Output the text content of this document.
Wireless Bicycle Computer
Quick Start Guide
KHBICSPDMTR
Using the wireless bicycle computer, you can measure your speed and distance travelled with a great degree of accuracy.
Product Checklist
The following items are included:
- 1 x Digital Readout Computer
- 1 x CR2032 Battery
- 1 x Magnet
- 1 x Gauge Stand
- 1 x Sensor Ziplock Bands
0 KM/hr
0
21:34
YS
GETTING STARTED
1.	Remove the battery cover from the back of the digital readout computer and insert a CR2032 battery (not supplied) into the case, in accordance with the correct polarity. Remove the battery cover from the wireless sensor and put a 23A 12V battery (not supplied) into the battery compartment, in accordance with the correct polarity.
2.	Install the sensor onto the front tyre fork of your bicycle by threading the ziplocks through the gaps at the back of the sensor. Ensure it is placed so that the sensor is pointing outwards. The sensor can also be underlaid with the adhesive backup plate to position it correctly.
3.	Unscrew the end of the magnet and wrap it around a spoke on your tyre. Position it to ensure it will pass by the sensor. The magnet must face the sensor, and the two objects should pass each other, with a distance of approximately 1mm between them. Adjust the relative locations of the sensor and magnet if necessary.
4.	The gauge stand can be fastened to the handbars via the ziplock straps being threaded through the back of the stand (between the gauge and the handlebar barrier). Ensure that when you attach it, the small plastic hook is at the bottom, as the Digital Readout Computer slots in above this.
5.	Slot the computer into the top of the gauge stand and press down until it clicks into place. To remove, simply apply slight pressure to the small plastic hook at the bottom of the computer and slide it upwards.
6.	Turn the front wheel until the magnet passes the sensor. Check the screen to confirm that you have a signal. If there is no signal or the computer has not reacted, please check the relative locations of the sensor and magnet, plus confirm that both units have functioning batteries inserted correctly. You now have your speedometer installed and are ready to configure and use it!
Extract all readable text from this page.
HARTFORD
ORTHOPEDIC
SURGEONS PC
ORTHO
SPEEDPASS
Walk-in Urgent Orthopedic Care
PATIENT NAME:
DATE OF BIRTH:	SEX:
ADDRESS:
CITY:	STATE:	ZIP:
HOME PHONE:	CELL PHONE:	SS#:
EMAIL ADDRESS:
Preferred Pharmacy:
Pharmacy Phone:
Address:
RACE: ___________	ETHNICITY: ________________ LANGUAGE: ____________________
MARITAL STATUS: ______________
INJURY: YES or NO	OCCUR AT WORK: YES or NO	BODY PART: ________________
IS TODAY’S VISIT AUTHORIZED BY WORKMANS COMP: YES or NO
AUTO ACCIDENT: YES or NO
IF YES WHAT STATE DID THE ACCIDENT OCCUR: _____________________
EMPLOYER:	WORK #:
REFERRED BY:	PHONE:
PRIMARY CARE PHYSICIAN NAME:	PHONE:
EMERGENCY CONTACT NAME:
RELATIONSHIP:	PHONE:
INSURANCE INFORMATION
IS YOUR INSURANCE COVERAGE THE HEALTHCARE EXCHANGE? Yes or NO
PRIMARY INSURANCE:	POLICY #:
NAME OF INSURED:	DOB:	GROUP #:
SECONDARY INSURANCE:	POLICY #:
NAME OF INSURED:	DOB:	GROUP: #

■ ■ ■ ■ ■ ■ ■

## Given task
Using the material above, report each line where "from" occurs.

## Solution to the problem
1.	Remove the battery cover from the back of the digital readout computer and insert a CR2032 battery (not supplied) into the case, in accordance with the correct polarity. Remove the battery cover from the wireless sensor and put a 23A 12V battery (not supplied) into the battery compartment, in accordance with the correct polarity.
Extract all readable text from this page.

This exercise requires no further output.